[Records from a data collection]
________________
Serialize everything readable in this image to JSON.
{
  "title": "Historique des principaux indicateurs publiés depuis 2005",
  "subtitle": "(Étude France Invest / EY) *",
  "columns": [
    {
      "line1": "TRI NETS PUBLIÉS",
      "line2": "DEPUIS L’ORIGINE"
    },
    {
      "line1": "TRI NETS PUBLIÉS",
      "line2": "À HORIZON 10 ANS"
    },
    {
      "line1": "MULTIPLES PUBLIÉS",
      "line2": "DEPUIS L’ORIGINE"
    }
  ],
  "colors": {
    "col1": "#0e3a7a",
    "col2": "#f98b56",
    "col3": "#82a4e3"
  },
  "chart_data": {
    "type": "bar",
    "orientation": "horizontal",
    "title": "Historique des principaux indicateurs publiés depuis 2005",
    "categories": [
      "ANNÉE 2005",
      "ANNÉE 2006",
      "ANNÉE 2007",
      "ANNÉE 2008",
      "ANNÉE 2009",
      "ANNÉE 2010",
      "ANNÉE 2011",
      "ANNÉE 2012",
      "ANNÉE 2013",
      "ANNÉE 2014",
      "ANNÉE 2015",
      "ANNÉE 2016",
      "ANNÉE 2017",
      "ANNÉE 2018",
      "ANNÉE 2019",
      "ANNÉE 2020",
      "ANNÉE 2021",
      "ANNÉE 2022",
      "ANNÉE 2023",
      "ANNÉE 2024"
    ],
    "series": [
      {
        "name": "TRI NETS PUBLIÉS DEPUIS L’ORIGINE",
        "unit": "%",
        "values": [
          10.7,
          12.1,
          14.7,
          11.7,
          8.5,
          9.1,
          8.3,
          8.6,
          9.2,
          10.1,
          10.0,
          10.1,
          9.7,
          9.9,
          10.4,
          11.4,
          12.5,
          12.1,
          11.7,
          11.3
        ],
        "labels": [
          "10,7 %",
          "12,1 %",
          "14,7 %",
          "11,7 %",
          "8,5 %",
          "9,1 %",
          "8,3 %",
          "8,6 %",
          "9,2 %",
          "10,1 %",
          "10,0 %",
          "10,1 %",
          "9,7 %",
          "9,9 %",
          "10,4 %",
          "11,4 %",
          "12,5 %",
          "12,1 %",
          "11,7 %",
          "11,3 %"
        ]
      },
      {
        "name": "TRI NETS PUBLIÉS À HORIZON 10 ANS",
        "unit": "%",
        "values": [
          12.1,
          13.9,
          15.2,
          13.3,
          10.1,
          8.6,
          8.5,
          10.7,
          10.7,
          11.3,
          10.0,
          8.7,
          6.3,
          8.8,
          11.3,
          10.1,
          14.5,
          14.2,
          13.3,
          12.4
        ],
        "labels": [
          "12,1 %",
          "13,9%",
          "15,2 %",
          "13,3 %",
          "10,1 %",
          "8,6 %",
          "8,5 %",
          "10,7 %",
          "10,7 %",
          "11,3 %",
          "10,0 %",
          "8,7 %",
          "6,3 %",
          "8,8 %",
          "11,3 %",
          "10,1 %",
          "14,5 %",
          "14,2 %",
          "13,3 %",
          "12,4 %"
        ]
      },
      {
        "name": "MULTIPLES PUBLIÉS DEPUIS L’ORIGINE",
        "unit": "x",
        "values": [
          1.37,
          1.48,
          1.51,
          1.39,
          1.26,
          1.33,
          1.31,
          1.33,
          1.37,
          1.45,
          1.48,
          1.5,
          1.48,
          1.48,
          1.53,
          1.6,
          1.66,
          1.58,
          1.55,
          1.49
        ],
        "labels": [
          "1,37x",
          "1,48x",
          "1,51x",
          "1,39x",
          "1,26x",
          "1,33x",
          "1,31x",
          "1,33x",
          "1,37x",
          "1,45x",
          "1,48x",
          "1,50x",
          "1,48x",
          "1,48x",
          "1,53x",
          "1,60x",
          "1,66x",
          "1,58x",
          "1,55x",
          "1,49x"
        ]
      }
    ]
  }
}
________________
§ PROBLEM TO SOLVE
Tell how many lines contain the word "ORIGINE", using only the number.

§ REPLY TO THE EXERCISE
4